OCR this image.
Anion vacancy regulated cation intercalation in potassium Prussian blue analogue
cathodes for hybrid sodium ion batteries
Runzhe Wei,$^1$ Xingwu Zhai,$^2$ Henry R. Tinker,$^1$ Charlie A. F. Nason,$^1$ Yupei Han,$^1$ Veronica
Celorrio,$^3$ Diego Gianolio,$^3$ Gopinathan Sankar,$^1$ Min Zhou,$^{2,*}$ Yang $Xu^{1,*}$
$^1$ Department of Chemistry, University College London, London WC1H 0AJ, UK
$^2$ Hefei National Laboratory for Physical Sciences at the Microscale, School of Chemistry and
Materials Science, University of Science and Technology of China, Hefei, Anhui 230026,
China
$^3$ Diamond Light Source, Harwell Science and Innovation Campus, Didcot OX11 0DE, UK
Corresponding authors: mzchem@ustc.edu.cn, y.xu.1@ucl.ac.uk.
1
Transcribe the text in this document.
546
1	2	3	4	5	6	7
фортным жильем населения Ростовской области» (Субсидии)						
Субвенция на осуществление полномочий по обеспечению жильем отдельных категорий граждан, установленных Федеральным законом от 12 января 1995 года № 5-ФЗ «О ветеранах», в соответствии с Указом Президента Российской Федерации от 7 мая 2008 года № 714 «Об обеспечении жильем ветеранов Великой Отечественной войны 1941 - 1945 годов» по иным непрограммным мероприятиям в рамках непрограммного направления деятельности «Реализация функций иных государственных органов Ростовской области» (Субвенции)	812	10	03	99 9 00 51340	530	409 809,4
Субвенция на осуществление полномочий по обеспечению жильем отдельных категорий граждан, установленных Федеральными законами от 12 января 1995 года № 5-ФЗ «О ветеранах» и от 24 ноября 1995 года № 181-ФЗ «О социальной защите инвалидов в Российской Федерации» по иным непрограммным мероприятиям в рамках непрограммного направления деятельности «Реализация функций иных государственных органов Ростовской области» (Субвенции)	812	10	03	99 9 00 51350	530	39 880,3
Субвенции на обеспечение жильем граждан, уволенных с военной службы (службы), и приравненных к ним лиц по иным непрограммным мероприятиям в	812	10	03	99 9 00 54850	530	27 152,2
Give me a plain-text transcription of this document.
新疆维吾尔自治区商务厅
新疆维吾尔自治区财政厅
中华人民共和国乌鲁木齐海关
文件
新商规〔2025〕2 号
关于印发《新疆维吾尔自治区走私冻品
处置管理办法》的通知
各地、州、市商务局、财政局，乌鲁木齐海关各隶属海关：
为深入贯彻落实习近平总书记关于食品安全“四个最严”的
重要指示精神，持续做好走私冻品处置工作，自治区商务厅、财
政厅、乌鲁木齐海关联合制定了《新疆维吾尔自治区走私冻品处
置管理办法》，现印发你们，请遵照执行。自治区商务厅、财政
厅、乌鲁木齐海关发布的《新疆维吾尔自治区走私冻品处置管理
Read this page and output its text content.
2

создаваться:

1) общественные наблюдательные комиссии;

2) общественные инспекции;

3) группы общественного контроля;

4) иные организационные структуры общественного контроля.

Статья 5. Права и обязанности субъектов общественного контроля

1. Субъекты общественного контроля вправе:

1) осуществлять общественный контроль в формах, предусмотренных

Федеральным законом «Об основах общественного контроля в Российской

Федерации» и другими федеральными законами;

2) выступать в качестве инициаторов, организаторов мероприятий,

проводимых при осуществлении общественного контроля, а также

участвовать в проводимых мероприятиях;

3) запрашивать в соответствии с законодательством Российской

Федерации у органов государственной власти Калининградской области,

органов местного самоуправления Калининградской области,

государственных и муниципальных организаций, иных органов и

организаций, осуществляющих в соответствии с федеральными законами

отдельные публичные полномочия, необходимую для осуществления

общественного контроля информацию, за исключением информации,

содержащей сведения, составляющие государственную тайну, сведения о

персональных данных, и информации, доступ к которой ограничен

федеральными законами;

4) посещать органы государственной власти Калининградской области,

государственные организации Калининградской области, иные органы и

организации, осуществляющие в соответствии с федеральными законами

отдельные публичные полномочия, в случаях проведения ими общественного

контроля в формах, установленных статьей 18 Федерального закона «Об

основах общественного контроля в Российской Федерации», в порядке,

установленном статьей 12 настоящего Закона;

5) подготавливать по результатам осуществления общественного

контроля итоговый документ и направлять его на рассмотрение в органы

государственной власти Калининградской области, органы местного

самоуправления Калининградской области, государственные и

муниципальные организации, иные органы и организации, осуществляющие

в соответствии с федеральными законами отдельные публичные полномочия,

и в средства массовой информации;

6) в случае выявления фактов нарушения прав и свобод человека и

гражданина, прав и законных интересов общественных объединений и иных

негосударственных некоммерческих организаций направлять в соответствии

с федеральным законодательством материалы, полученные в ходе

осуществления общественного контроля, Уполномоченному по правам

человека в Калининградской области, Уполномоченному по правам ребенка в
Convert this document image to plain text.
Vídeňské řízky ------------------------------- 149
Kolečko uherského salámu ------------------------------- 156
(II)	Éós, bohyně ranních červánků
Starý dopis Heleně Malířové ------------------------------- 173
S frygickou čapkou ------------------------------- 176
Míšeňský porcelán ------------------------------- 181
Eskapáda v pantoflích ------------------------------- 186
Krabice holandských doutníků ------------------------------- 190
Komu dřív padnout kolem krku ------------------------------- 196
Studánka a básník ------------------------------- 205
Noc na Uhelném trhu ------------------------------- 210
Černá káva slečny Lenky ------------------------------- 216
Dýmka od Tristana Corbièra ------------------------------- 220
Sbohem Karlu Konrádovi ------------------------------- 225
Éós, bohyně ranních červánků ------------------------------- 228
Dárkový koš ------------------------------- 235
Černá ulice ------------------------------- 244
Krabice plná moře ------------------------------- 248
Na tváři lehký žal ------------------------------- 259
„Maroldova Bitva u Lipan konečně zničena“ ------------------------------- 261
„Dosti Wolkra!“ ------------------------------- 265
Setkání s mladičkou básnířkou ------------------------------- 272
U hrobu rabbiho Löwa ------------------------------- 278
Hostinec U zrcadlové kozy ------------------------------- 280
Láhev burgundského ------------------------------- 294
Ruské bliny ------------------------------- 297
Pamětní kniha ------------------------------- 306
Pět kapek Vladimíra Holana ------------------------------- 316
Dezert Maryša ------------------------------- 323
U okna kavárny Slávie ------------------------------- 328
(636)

■ EXERCISE DETAILS
Print the records above exactly as they appear.

■ THE ANSWER
OCR this image.
Anion vacancy regulated cation intercalation in potassium Prussian blue analogue
cathodes for hybrid sodium ion batteries
Runzhe Wei,$^1$ Xingwu Zhai,$^2$ Henry R. Tinker,$^1$ Charlie A. F. Nason,$^1$ Yupei Han,$^1$ Veronica
Celorrio,$^3$ Diego Gianolio,$^3$ Gopinathan Sankar,$^1$ Min Zhou,$^{2,*}$ Yang $Xu^{1,*}$
$^1$ Department of Chemistry, University College London, London WC1H 0AJ, UK
$^2$ Hefei National Laboratory for Physical Sciences at the Microscale, School of Chemistry and
Materials Science, University of Science and Technology of China, Hefei, Anhui 230026,
China
$^3$ Diamond Light Source, Harwell Science and Innovation Campus, Didcot OX11 0DE, UK
Corresponding authors: mzchem@ustc.edu.cn, y.xu.1@ucl.ac.uk.
1
Transcribe the text in this document.
546
1	2	3	4	5	6	7
фортным жильем населения Ростовской области» (Субсидии)						
Субвенция на осуществление полномочий по обеспечению жильем отдельных категорий граждан, установленных Федеральным законом от 12 января 1995 года № 5-ФЗ «О ветеранах», в соответствии с Указом Президента Российской Федерации от 7 мая 2008 года № 714 «Об обеспечении жильем ветеранов Великой Отечественной войны 1941 - 1945 годов» по иным непрограммным мероприятиям в рамках непрограммного направления деятельности «Реализация функций иных государственных органов Ростовской области» (Субвенции)	812	10	03	99 9 00 51340	530	409 809,4
Субвенция на осуществление полномочий по обеспечению жильем отдельных категорий граждан, установленных Федеральными законами от 12 января 1995 года № 5-ФЗ «О ветеранах» и от 24 ноября 1995 года № 181-ФЗ «О социальной защите инвалидов в Российской Федерации» по иным непрограммным мероприятиям в рамках непрограммного направления деятельности «Реализация функций иных государственных органов Ростовской области» (Субвенции)	812	10	03	99 9 00 51350	530	39 880,3
Субвенции на обеспечение жильем граждан, уволенных с военной службы (службы), и приравненных к ним лиц по иным непрограммным мероприятиям в	812	10	03	99 9 00 54850	530	27 152,2
Give me a plain-text transcription of this document.
新疆维吾尔自治区商务厅
新疆维吾尔自治区财政厅
中华人民共和国乌鲁木齐海关
文件
新商规〔2025〕2 号
关于印发《新疆维吾尔自治区走私冻品
处置管理办法》的通知
各地、州、市商务局、财政局，乌鲁木齐海关各隶属海关：
为深入贯彻落实习近平总书记关于食品安全“四个最严”的
重要指示精神，持续做好走私冻品处置工作，自治区商务厅、财
政厅、乌鲁木齐海关联合制定了《新疆维吾尔自治区走私冻品处
置管理办法》，现印发你们，请遵照执行。自治区商务厅、财政
厅、乌鲁木齐海关发布的《新疆维吾尔自治区走私冻品处置管理
Read this page and output its text content.
2

создаваться:

1) общественные наблюдательные комиссии;

2) общественные инспекции;

3) группы общественного контроля;

4) иные организационные структуры общественного контроля.

Статья 5. Права и обязанности субъектов общественного контроля

1. Субъекты общественного контроля вправе:

1) осуществлять общественный контроль в формах, предусмотренных

Федеральным законом «Об основах общественного контроля в Российской

Федерации» и другими федеральными законами;

2) выступать в качестве инициаторов, организаторов мероприятий,

проводимых при осуществлении общественного контроля, а также

участвовать в проводимых мероприятиях;

3) запрашивать в соответствии с законодательством Российской

Федерации у органов государственной власти Калининградской области,

органов местного самоуправления Калининградской области,

государственных и муниципальных организаций, иных органов и

организаций, осуществляющих в соответствии с федеральными законами

отдельные публичные полномочия, необходимую для осуществления

общественного контроля информацию, за исключением информации,

содержащей сведения, составляющие государственную тайну, сведения о

персональных данных, и информации, доступ к которой ограничен

федеральными законами;

4) посещать органы государственной власти Калининградской области,

государственные организации Калининградской области, иные органы и

организации, осуществляющие в соответствии с федеральными законами

отдельные публичные полномочия, в случаях проведения ими общественного

контроля в формах, установленных статьей 18 Федерального закона «Об

основах общественного контроля в Российской Федерации», в порядке,

установленном статьей 12 настоящего Закона;

5) подготавливать по результатам осуществления общественного

контроля итоговый документ и направлять его на рассмотрение в органы

государственной власти Калининградской области, органы местного

самоуправления Калининградской области, государственные и

муниципальные организации, иные органы и организации, осуществляющие

в соответствии с федеральными законами отдельные публичные полномочия,

и в средства массовой информации;

6) в случае выявления фактов нарушения прав и свобод человека и

гражданина, прав и законных интересов общественных объединений и иных

негосударственных некоммерческих организаций направлять в соответствии

с федеральным законодательством материалы, полученные в ходе

осуществления общественного контроля, Уполномоченному по правам

человека в Калининградской области, Уполномоченному по правам ребенка в
Convert this document image to plain text.
Vídeňské řízky ------------------------------- 149
Kolečko uherského salámu ------------------------------- 156
(II)	Éós, bohyně ranních červánků
Starý dopis Heleně Malířové ------------------------------- 173
S frygickou čapkou ------------------------------- 176
Míšeňský porcelán ------------------------------- 181
Eskapáda v pantoflích ------------------------------- 186
Krabice holandských doutníků ------------------------------- 190
Komu dřív padnout kolem krku ------------------------------- 196
Studánka a básník ------------------------------- 205
Noc na Uhelném trhu ------------------------------- 210
Černá káva slečny Lenky ------------------------------- 216
Dýmka od Tristana Corbièra ------------------------------- 220
Sbohem Karlu Konrádovi ------------------------------- 225
Éós, bohyně ranních červánků ------------------------------- 228
Dárkový koš ------------------------------- 235
Černá ulice ------------------------------- 244
Krabice plná moře ------------------------------- 248
Na tváři lehký žal ------------------------------- 259
„Maroldova Bitva u Lipan konečně zničena“ ------------------------------- 261
„Dosti Wolkra!“ ------------------------------- 265
Setkání s mladičkou básnířkou ------------------------------- 272
U hrobu rabbiho Löwa ------------------------------- 278
Hostinec U zrcadlové kozy ------------------------------- 280
Láhev burgundského ------------------------------- 294
Ruské bliny ------------------------------- 297
Pamětní kniha ------------------------------- 306
Pět kapek Vladimíra Holana ------------------------------- 316
Dezert Maryša ------------------------------- 323
U okna kavárny Slávie ------------------------------- 328
(636)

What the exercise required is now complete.